• [Chart and figure data]:
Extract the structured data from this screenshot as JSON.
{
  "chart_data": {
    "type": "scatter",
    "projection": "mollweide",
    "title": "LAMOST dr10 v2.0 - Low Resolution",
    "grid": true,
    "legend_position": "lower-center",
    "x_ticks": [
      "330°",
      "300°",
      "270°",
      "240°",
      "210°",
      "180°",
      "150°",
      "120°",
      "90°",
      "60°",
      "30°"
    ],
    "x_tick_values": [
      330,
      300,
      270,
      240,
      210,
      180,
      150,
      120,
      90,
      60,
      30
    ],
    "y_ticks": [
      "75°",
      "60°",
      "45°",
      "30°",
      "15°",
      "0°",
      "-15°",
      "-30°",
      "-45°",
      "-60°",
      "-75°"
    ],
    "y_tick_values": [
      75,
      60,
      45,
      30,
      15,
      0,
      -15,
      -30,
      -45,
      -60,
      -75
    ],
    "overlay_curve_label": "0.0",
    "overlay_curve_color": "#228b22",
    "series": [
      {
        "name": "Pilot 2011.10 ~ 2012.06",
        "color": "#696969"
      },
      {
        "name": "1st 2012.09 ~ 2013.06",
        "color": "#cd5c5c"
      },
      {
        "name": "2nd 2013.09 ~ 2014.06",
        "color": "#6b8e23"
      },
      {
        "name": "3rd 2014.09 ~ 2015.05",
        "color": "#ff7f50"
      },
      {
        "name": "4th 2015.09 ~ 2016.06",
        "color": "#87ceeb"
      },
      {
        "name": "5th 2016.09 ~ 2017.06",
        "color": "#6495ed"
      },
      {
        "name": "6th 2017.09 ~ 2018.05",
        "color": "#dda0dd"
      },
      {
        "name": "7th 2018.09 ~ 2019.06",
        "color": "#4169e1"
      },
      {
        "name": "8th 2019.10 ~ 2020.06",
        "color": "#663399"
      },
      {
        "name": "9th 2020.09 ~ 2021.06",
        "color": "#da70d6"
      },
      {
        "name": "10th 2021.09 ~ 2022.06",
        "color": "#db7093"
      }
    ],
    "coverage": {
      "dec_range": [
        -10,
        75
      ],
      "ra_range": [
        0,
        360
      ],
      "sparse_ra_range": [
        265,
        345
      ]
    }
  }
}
...
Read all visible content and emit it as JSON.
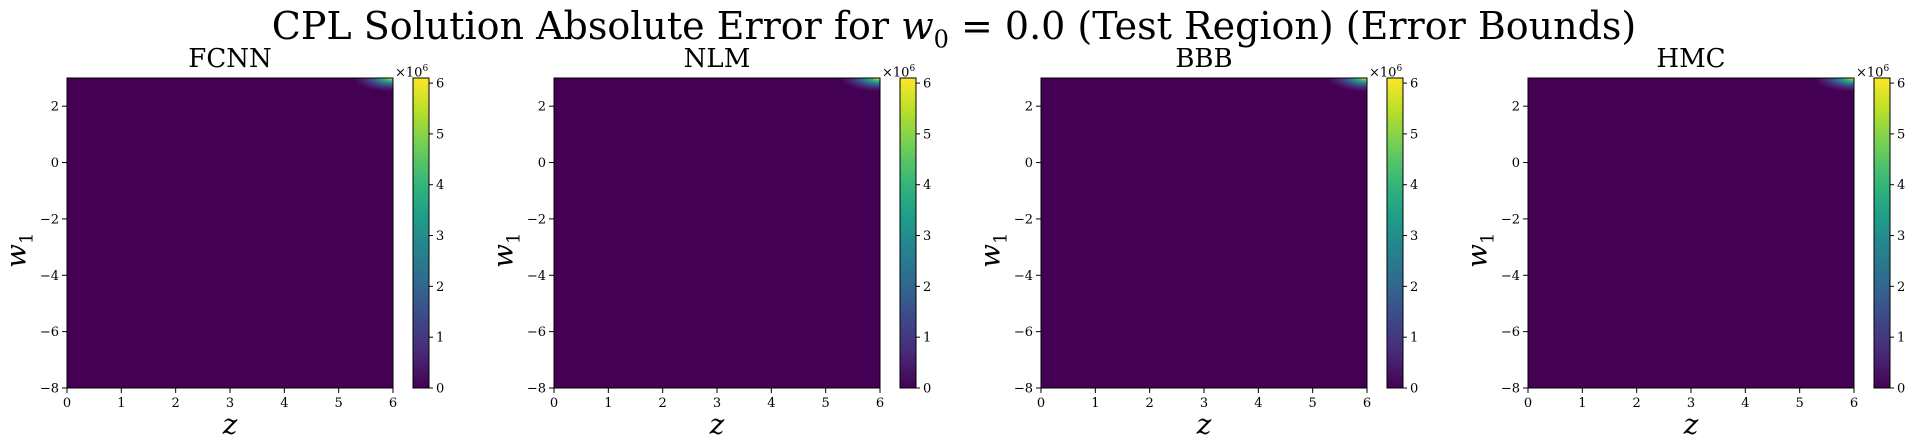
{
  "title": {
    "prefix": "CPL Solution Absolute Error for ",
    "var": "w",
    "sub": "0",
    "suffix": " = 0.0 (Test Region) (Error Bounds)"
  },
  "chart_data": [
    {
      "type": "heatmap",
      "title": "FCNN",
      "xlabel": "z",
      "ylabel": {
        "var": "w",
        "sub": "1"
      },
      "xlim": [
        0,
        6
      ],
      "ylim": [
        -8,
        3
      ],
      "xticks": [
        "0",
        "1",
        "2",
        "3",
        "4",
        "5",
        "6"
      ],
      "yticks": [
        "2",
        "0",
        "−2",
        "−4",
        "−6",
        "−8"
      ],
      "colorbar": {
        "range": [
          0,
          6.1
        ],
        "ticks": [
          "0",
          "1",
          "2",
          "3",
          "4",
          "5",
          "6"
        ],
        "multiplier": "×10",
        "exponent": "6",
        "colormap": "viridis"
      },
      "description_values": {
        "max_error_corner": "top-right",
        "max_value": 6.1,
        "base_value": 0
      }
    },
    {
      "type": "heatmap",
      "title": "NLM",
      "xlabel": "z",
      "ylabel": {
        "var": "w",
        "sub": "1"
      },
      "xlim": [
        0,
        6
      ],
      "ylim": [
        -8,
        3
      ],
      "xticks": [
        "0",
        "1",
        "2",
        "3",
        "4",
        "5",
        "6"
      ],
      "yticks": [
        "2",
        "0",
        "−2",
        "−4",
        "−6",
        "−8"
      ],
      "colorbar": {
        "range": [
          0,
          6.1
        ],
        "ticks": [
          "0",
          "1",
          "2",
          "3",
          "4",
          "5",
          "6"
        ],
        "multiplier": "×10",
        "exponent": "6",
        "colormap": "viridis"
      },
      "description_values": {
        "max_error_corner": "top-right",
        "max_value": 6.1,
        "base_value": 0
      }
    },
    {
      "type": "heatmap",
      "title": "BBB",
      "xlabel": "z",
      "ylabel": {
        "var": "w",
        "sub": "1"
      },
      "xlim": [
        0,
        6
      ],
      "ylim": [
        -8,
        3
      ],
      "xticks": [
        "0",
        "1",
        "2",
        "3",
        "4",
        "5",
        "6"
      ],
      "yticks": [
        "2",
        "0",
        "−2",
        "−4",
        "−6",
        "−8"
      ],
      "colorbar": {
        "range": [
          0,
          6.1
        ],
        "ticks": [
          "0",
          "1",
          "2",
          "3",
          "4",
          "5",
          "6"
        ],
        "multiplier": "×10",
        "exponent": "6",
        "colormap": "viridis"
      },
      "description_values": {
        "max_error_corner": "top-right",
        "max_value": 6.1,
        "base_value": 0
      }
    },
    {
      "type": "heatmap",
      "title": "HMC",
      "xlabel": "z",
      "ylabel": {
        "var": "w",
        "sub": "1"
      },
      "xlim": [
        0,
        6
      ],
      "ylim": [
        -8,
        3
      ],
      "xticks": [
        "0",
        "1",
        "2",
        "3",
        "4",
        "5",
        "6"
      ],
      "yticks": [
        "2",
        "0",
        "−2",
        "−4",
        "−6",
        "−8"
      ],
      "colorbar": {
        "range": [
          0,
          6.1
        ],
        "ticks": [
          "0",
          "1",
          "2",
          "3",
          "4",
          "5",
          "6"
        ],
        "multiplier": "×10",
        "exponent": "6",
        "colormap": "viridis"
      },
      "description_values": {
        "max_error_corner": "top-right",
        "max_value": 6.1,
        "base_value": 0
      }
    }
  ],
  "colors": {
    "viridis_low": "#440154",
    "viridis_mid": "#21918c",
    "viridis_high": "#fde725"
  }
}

• [EXERCISE]: Identify and extract each line of the listing that contains "JSON".

• [EXERCISE OUTPUT]:
Extract the structured data from this screenshot as JSON.
Read all visible content and emit it as JSON.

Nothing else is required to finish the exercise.